*Written instruction*.
Retype each line of the material exactly, please, skipping any picture in it.

Stored entries
□ □ □ □

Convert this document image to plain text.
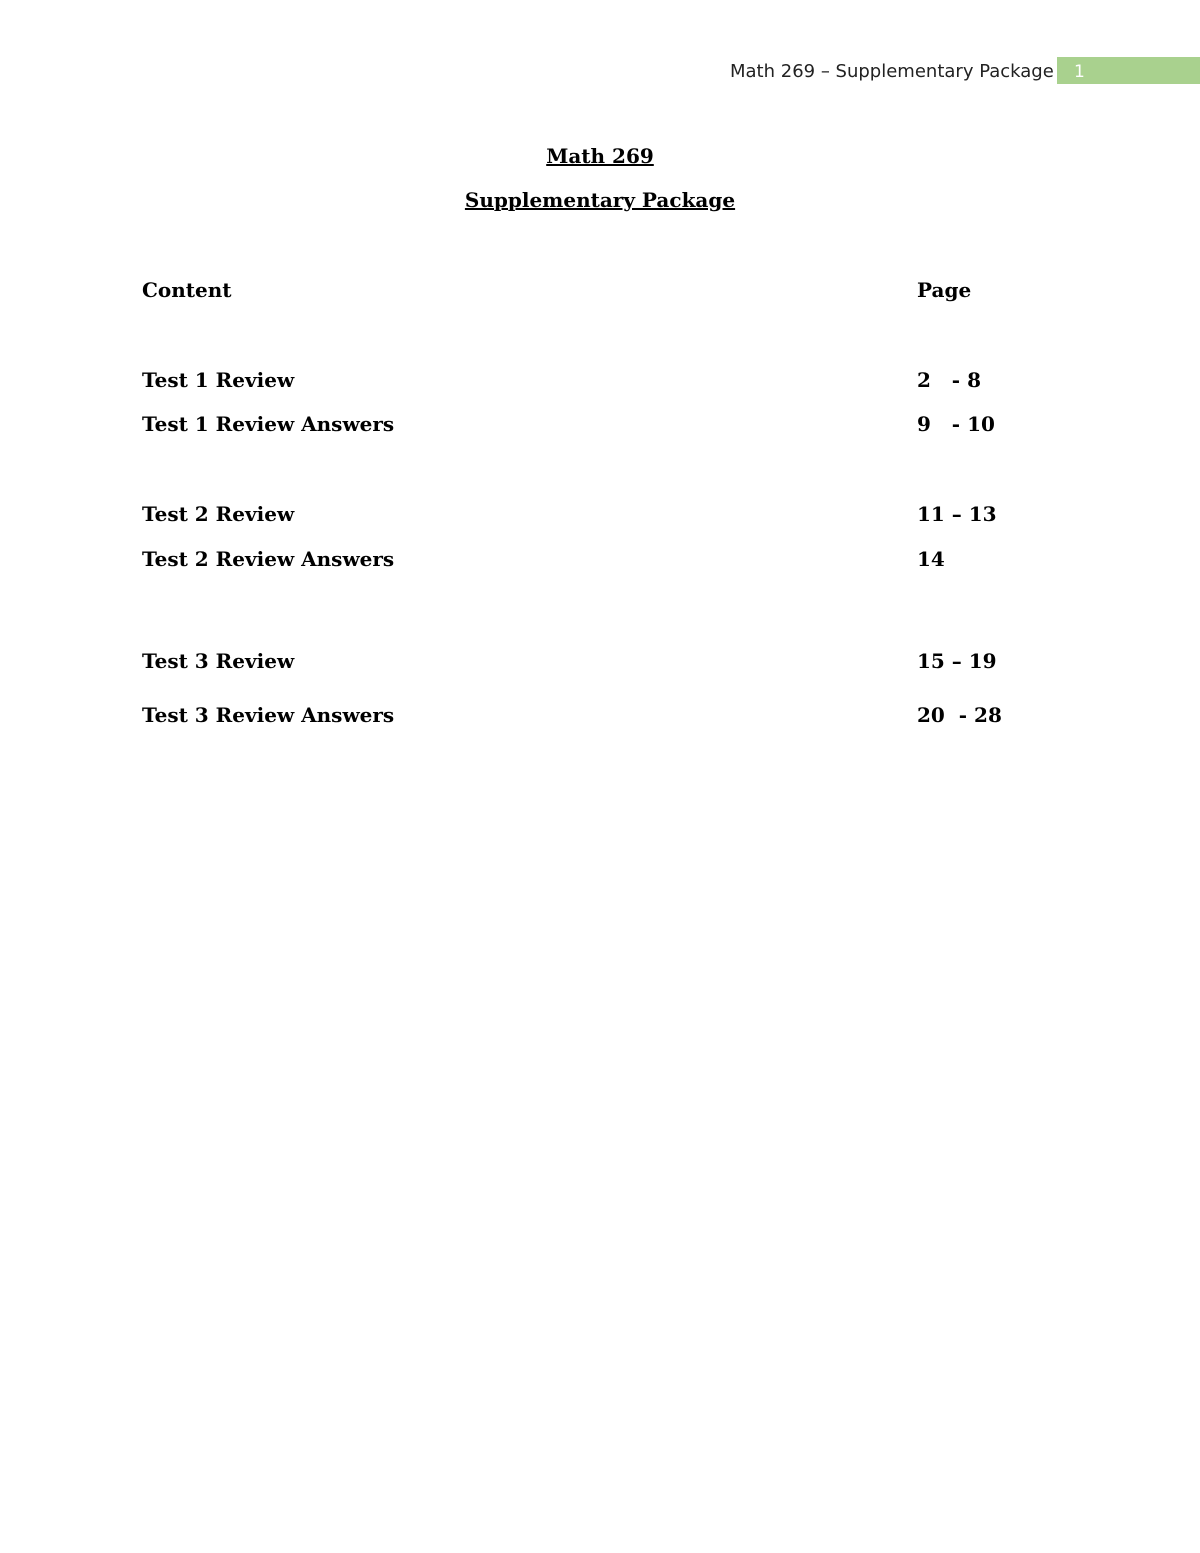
Math 269 – Supplementary Package 1
Math 269
Supplementary Package
Content	Page
Test 1 Review	2   - 8
Test 1 Review Answers	9   - 10
Test 2 Review	11 – 13
Test 2 Review Answers	14
Test 3 Review	15 – 19
Test 3 Review Answers	20  - 28
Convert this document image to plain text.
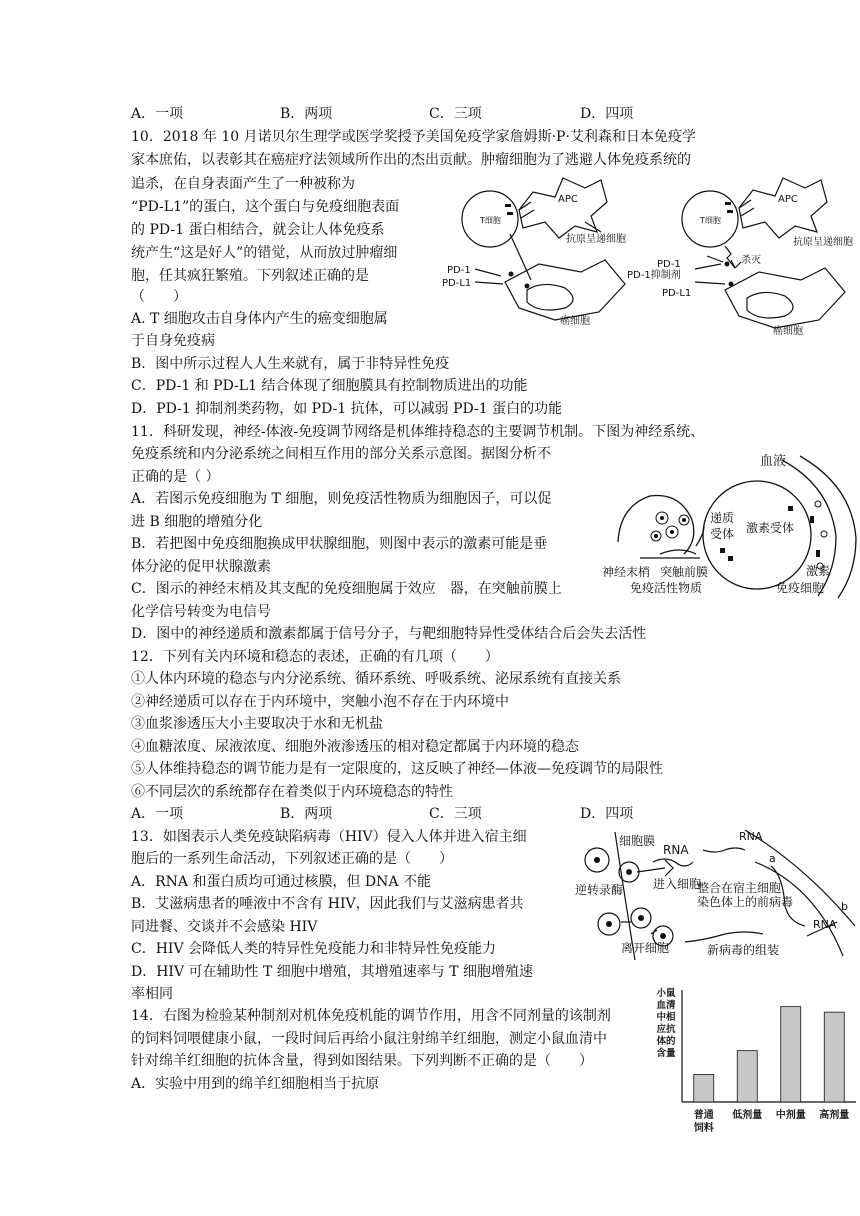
A．一项	B．两项	C．三项	D．四项
10．2018 年 10 月诺贝尔生理学或医学奖授予美国免疫学家詹姆斯·P·艾利森和日本免疫学
家本庶佑，以表彰其在癌症疗法领域所作出的杰出贡献。肿瘤细胞为了逃避人体免疫系统的
追杀，在自身表面产生了一种被称为
“PD-L1”的蛋白，这个蛋白与免疫细胞表面
的 PD-1 蛋白相结合，就会让人体免疫系
统产生“这是好人”的错觉，从而放过肿瘤细
胞，任其疯狂繁殖。下列叙述正确的是
（　　）
A. T 细胞攻击自身体内产生的癌变细胞属
于自身免疫病
B．图中所示过程人人生来就有，属于非特异性免疫
C．PD-1 和 PD-L1 结合体现了细胞膜具有控制物质进出的功能
D．PD-1 抑制剂类药物，如 PD-1 抗体，可以减弱 PD-1 蛋白的功能
APC
T细胞
抗原呈递细胞
PD-1
PD-L1
癌细胞
APC
T细胞
抗原呈递细胞
PD-1
PD-1抑制剂
杀灭
PD-L1
癌细胞
11．科研发现，神经-体液-免疫调节网络是机体维持稳态的主要调节机制。下图为神经系统、
免疫系统和内分泌系统之间相互作用的部分关系示意图。据图分析不
正确的是（ ）
A．若图示免疫细胞为 T 细胞，则免疫活性物质为细胞因子，可以促
进 B 细胞的增殖分化
B．若把图中免疫细胞换成甲状腺细胞，则图中表示的激素可能是垂
体分泌的促甲状腺激素
C．图示的神经末梢及其支配的免疫细胞属于效应　器，在突触前膜上
化学信号转变为电信号
D．图中的神经递质和激素都属于信号分子，与靶细胞特异性受体结合后会失去活性
血液
递质
受体 激素受体
激素
神经末梢 突触前膜
免疫活性物质	免疫细胞
12．下列有关内环境和稳态的表述，正确的有几项（　　）
①人体内环境的稳态与内分泌系统、循环系统、呼吸系统、泌尿系统有直接关系
②神经递质可以存在于内环境中，突触小泡不存在于内环境中
③血浆渗透压大小主要取决于水和无机盐
④血糖浓度、尿液浓度、细胞外液渗透压的相对稳定都属于内环境的稳态
⑤人体维持稳态的调节能力是有一定限度的，这反映了神经—体液—免疫调节的局限性
⑥不同层次的系统都存在着类似于内环境稳态的特性
A．一项	B．两项	C．三项	D．四项
13．如图表示人类免疫缺陷病毒（HIV）侵入人体并进入宿主细
胞后的一系列生命活动，下列叙述正确的是（　　）
A．RNA 和蛋白质均可通过核膜，但 DNA 不能
B．艾滋病患者的唾液中不含有 HIV，因此我们与艾滋病患者共
同进餐、交谈并不会感染 HIV
C．HIV 会降低人类的特异性免疫能力和非特异性免疫能力
D．HIV 可在辅助性 T 细胞中增殖，其增殖速率与 T 细胞增殖速
率相同
细胞膜
RNA
RNA
a
b
逆转录酶 进入细胞
整合在宿主细胞
染色体上的前病毒
RNA
离开细胞	新病毒的组装
14．右图为检验某种制剂对机体免疫机能的调节作用，用含不同剂量的该制剂
的饲料饲喂健康小鼠，一段时间后再给小鼠注射绵羊红细胞，测定小鼠血清中
针对绵羊红细胞的抗体含量，得到如图结果。下列判断不正确的是（　　）
A．实验中用到的绵羊红细胞相当于抗原
小鼠
血清
中相
应抗
体的
含量
普通
饲料
低剂量 中剂量 高剂量
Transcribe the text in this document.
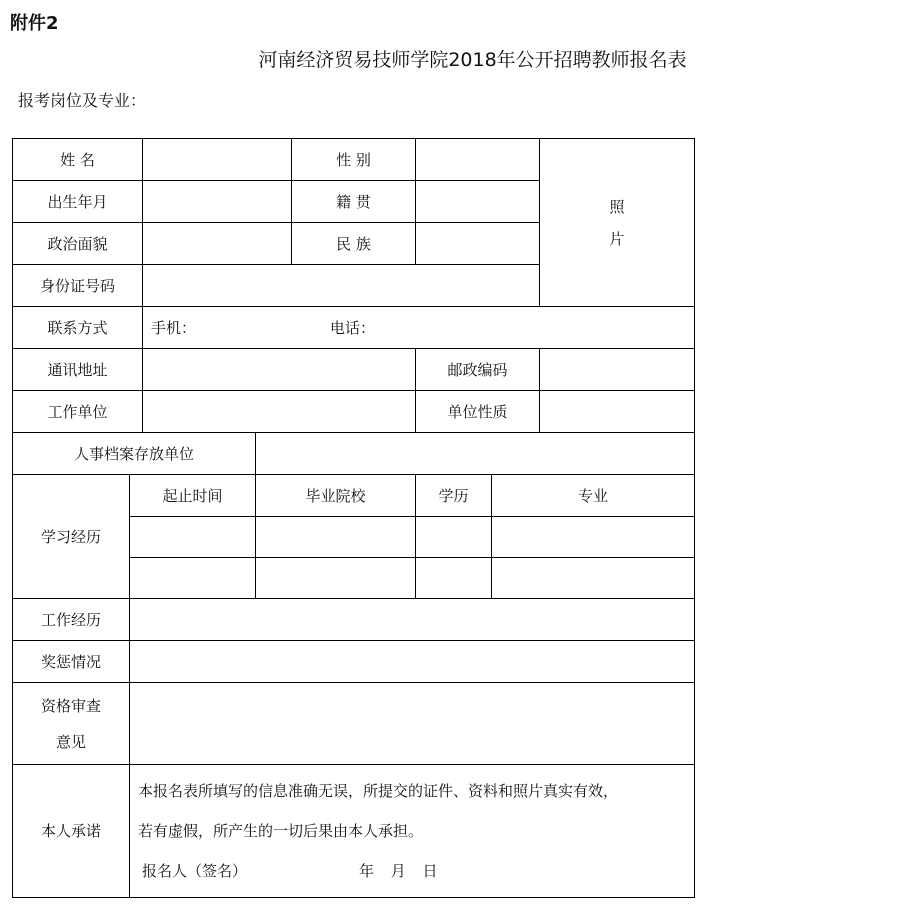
附件2
河南经济贸易技师学院2018年公开招聘教师报名表
报考岗位及专业：
姓 名	性 别
照
片
出生年月	籍 贯
政治面貌	民 族
身份证号码
联系方式	手机：	电话：
通讯地址	邮政编码
工作单位	单位性质
人事档案存放单位
学习经历
起止时间	毕业院校	学历	专业
工作经历
奖惩情况
资格审查
意见
本人承诺
本报名表所填写的信息准确无误，所提交的证件、资料和照片真实有效，
若有虚假，所产生的一切后果由本人承担。
报名人（签名）	年 月 日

□ □ □ □

*Exercise result*.
Convert this document image to plain text.
Math 269 – Supplementary Package 1
Math 269
Supplementary Package
Content	Page
Test 1 Review	2   - 8
Test 1 Review Answers	9   - 10
Test 2 Review	11 – 13
Test 2 Review Answers	14
Test 3 Review	15 – 19
Test 3 Review Answers	20  - 28
Convert this document image to plain text.
A．一项	B．两项	C．三项	D．四项
10．2018 年 10 月诺贝尔生理学或医学奖授予美国免疫学家詹姆斯·P·艾利森和日本免疫学
家本庶佑，以表彰其在癌症疗法领域所作出的杰出贡献。肿瘤细胞为了逃避人体免疫系统的
追杀，在自身表面产生了一种被称为
“PD-L1”的蛋白，这个蛋白与免疫细胞表面
的 PD-1 蛋白相结合，就会让人体免疫系
统产生“这是好人”的错觉，从而放过肿瘤细
胞，任其疯狂繁殖。下列叙述正确的是
（　　）
A. T 细胞攻击自身体内产生的癌变细胞属
于自身免疫病
B．图中所示过程人人生来就有，属于非特异性免疫
C．PD-1 和 PD-L1 结合体现了细胞膜具有控制物质进出的功能
D．PD-1 抑制剂类药物，如 PD-1 抗体，可以减弱 PD-1 蛋白的功能
APC
T细胞
抗原呈递细胞
PD-1
PD-L1
癌细胞
APC
T细胞
抗原呈递细胞
PD-1
PD-1抑制剂
杀灭
PD-L1
癌细胞
11．科研发现，神经-体液-免疫调节网络是机体维持稳态的主要调节机制。下图为神经系统、
免疫系统和内分泌系统之间相互作用的部分关系示意图。据图分析不
正确的是（ ）
A．若图示免疫细胞为 T 细胞，则免疫活性物质为细胞因子，可以促
进 B 细胞的增殖分化
B．若把图中免疫细胞换成甲状腺细胞，则图中表示的激素可能是垂
体分泌的促甲状腺激素
C．图示的神经末梢及其支配的免疫细胞属于效应　器，在突触前膜上
化学信号转变为电信号
D．图中的神经递质和激素都属于信号分子，与靶细胞特异性受体结合后会失去活性
血液
递质
受体 激素受体
激素
神经末梢 突触前膜
免疫活性物质	免疫细胞
12．下列有关内环境和稳态的表述，正确的有几项（　　）
①人体内环境的稳态与内分泌系统、循环系统、呼吸系统、泌尿系统有直接关系
②神经递质可以存在于内环境中，突触小泡不存在于内环境中
③血浆渗透压大小主要取决于水和无机盐
④血糖浓度、尿液浓度、细胞外液渗透压的相对稳定都属于内环境的稳态
⑤人体维持稳态的调节能力是有一定限度的，这反映了神经—体液—免疫调节的局限性
⑥不同层次的系统都存在着类似于内环境稳态的特性
A．一项	B．两项	C．三项	D．四项
13．如图表示人类免疫缺陷病毒（HIV）侵入人体并进入宿主细
胞后的一系列生命活动，下列叙述正确的是（　　）
A．RNA 和蛋白质均可通过核膜，但 DNA 不能
B．艾滋病患者的唾液中不含有 HIV，因此我们与艾滋病患者共
同进餐、交谈并不会感染 HIV
C．HIV 会降低人类的特异性免疫能力和非特异性免疫能力
D．HIV 可在辅助性 T 细胞中增殖，其增殖速率与 T 细胞增殖速
率相同
细胞膜
RNA
RNA
a
b
逆转录酶 进入细胞
整合在宿主细胞
染色体上的前病毒
RNA
离开细胞	新病毒的组装
14．右图为检验某种制剂对机体免疫机能的调节作用，用含不同剂量的该制剂
的饲料饲喂健康小鼠，一段时间后再给小鼠注射绵羊红细胞，测定小鼠血清中
针对绵羊红细胞的抗体含量，得到如图结果。下列判断不正确的是（　　）
A．实验中用到的绵羊红细胞相当于抗原
小鼠
血清
中相
应抗
体的
含量
普通
饲料
低剂量 中剂量 高剂量
Transcribe the text in this document.
附件2
河南经济贸易技师学院2018年公开招聘教师报名表
报考岗位及专业：
姓 名	性 别
照
片
出生年月	籍 贯
政治面貌	民 族
身份证号码
联系方式	手机：	电话：
通讯地址	邮政编码
工作单位	单位性质
人事档案存放单位
学习经历
起止时间	毕业院校	学历	专业
工作经历
奖惩情况
资格审查
意见
本人承诺
本报名表所填写的信息准确无误，所提交的证件、资料和照片真实有效，
若有虚假，所产生的一切后果由本人承担。
报名人（签名）	年 月 日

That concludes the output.